[Stored records]
## Begin

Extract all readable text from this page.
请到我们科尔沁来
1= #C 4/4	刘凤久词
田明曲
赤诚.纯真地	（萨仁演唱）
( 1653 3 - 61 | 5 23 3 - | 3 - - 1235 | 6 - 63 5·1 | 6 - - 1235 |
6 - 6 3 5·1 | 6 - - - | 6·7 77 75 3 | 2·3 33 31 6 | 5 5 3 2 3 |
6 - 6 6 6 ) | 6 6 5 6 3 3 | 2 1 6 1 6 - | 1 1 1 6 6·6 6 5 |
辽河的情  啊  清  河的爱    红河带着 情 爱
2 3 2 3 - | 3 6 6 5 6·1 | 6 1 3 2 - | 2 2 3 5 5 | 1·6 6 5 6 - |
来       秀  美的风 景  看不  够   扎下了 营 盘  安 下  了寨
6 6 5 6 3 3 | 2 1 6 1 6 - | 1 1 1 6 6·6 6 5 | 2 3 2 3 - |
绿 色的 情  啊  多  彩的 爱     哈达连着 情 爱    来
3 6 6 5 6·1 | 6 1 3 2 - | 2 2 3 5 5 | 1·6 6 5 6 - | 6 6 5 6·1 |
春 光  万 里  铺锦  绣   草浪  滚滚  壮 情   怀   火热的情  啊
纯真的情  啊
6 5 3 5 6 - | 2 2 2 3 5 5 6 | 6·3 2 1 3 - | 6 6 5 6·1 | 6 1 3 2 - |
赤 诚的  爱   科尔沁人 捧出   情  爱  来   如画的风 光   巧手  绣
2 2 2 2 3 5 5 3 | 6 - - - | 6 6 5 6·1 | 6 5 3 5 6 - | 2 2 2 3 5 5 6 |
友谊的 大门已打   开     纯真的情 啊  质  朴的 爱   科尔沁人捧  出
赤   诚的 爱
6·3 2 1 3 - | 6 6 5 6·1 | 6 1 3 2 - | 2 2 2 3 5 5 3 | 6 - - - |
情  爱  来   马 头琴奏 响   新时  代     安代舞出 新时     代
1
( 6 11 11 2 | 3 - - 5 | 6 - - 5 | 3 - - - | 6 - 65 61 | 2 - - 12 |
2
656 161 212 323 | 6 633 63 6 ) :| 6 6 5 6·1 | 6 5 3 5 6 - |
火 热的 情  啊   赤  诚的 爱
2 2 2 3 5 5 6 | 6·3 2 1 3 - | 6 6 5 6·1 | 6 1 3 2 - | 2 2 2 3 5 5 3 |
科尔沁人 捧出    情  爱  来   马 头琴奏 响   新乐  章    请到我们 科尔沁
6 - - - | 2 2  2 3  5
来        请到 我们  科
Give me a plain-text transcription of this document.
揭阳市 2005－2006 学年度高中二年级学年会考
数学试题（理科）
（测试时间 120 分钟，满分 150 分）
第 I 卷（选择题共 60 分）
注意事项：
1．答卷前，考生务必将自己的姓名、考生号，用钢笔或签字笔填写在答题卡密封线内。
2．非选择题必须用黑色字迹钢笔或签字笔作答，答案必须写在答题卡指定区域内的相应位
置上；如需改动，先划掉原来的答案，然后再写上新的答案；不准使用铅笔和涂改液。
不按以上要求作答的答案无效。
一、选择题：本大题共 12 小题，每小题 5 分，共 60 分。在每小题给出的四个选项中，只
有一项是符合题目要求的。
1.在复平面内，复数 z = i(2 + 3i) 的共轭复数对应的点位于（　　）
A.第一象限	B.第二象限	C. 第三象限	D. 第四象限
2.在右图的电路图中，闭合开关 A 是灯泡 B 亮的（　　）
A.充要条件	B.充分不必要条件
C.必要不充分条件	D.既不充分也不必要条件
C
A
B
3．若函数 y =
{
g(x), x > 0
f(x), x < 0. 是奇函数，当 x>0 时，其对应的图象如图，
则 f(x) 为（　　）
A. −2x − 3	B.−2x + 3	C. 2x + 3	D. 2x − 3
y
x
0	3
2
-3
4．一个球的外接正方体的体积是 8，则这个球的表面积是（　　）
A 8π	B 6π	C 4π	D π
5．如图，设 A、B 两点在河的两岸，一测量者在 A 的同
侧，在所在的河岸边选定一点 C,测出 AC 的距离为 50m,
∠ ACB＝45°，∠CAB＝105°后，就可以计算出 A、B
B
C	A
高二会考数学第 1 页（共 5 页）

## End

Using the records above, find and show each line with the string "this".

Extract all readable text from this page.
Give me a plain-text transcription of this document.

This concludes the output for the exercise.